• _What is expected_
Output all of the entries exactly as written.

• _Data supplied_
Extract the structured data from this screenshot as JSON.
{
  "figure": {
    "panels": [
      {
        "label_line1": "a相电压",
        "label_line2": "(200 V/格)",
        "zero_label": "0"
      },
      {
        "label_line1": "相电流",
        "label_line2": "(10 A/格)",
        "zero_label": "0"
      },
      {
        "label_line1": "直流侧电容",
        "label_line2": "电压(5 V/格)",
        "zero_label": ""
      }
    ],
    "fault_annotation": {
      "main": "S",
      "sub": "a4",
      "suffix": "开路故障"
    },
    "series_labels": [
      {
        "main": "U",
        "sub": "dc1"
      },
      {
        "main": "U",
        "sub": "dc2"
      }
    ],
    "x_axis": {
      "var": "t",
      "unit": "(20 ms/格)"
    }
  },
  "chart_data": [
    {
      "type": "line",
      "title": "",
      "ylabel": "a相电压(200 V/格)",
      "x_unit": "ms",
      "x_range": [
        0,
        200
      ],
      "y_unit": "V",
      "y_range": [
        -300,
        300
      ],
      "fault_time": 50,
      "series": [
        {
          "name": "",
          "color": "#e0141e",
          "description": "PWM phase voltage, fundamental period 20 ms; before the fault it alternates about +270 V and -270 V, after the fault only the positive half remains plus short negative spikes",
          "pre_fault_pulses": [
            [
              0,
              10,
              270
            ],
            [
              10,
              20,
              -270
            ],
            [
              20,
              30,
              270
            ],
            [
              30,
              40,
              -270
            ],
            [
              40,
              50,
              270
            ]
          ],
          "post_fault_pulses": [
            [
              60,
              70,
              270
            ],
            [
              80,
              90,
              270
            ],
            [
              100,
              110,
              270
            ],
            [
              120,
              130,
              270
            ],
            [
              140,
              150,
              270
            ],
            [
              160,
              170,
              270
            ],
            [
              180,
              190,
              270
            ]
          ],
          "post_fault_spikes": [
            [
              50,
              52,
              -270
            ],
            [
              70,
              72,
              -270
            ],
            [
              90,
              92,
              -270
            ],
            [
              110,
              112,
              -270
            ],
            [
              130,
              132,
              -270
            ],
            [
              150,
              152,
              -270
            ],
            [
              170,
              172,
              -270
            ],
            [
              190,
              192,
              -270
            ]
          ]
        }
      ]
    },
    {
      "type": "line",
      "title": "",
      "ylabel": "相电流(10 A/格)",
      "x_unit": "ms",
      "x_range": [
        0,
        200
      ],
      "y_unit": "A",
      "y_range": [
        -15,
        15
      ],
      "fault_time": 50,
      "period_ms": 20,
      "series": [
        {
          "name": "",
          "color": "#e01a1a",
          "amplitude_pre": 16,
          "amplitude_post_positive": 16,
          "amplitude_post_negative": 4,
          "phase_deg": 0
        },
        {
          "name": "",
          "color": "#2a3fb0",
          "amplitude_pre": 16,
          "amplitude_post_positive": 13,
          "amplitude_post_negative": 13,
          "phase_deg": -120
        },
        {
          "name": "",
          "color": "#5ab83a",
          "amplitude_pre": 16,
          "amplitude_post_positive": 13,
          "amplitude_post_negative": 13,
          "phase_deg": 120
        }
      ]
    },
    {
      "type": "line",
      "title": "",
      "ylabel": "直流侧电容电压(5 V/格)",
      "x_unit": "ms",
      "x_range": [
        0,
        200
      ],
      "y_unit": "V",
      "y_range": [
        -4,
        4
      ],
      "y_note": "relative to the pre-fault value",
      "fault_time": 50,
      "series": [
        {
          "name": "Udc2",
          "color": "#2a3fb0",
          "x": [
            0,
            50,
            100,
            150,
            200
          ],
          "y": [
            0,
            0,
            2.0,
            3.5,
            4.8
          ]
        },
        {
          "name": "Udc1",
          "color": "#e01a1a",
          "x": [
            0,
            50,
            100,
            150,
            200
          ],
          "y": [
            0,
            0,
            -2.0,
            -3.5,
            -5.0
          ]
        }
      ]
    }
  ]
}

• _Exercise result_
Extract the structured data from this screenshot as JSON.
{
  "figure": {
    "panels": [
      {
        "label_line1": "a相电压",
        "label_line2": "(200 V/格)",
        "zero_label": "0"
      },
      {
        "label_line1": "相电流",
        "label_line2": "(10 A/格)",
        "zero_label": "0"
      },
      {
        "label_line1": "直流侧电容",
        "label_line2": "电压(5 V/格)",
        "zero_label": ""
      }
    ],
    "fault_annotation": {
      "main": "S",
      "sub": "a4",
      "suffix": "开路故障"
    },
    "series_labels": [
      {
        "main": "U",
        "sub": "dc1"
      },
      {
        "main": "U",
        "sub": "dc2"
      }
    ],
    "x_axis": {
      "var": "t",
      "unit": "(20 ms/格)"
    }
  },
  "chart_data": [
    {
      "type": "line",
      "title": "",
      "ylabel": "a相电压(200 V/格)",
      "x_unit": "ms",
      "x_range": [
        0,
        200
      ],
      "y_unit": "V",
      "y_range": [
        -300,
        300
      ],
      "fault_time": 50,
      "series": [
        {
          "name": "",
          "color": "#e0141e",
          "description": "PWM phase voltage, fundamental period 20 ms; before the fault it alternates about +270 V and -270 V, after the fault only the positive half remains plus short negative spikes",
          "pre_fault_pulses": [
            [
              0,
              10,
              270
            ],
            [
              10,
              20,
              -270
            ],
            [
              20,
              30,
              270
            ],
            [
              30,
              40,
              -270
            ],
            [
              40,
              50,
              270
            ]
          ],
          "post_fault_pulses": [
            [
              60,
              70,
              270
            ],
            [
              80,
              90,
              270
            ],
            [
              100,
              110,
              270
            ],
            [
              120,
              130,
              270
            ],
            [
              140,
              150,
              270
            ],
            [
              160,
              170,
              270
            ],
            [
              180,
              190,
              270
            ]
          ],
          "post_fault_spikes": [
            [
              50,
              52,
              -270
            ],
            [
              70,
              72,
              -270
            ],
            [
              90,
              92,
              -270
            ],
            [
              110,
              112,
              -270
            ],
            [
              130,
              132,
              -270
            ],
            [
              150,
              152,
              -270
            ],
            [
              170,
              172,
              -270
            ],
            [
              190,
              192,
              -270
            ]
          ]
        }
      ]
    },
    {
      "type": "line",
      "title": "",
      "ylabel": "相电流(10 A/格)",
      "x_unit": "ms",
      "x_range": [
        0,
        200
      ],
      "y_unit": "A",
      "y_range": [
        -15,
        15
      ],
      "fault_time": 50,
      "period_ms": 20,
      "series": [
        {
          "name": "",
          "color": "#e01a1a",
          "amplitude_pre": 16,
          "amplitude_post_positive": 16,
          "amplitude_post_negative": 4,
          "phase_deg": 0
        },
        {
          "name": "",
          "color": "#2a3fb0",
          "amplitude_pre": 16,
          "amplitude_post_positive": 13,
          "amplitude_post_negative": 13,
          "phase_deg": -120
        },
        {
          "name": "",
          "color": "#5ab83a",
          "amplitude_pre": 16,
          "amplitude_post_positive": 13,
          "amplitude_post_negative": 13,
          "phase_deg": 120
        }
      ]
    },
    {
      "type": "line",
      "title": "",
      "ylabel": "直流侧电容电压(5 V/格)",
      "x_unit": "ms",
      "x_range": [
        0,
        200
      ],
      "y_unit": "V",
      "y_range": [
        -4,
        4
      ],
      "y_note": "relative to the pre-fault value",
      "fault_time": 50,
      "series": [
        {
          "name": "Udc2",
          "color": "#2a3fb0",
          "x": [
            0,
            50,
            100,
            150,
            200
          ],
          "y": [
            0,
            0,
            2.0,
            3.5,
            4.8
          ]
        },
        {
          "name": "Udc1",
          "color": "#e01a1a",
          "x": [
            0,
            50,
            100,
            150,
            200
          ],
          "y": [
            0,
            0,
            -2.0,
            -3.5,
            -5.0
          ]
        }
      ]
    }
  ]
}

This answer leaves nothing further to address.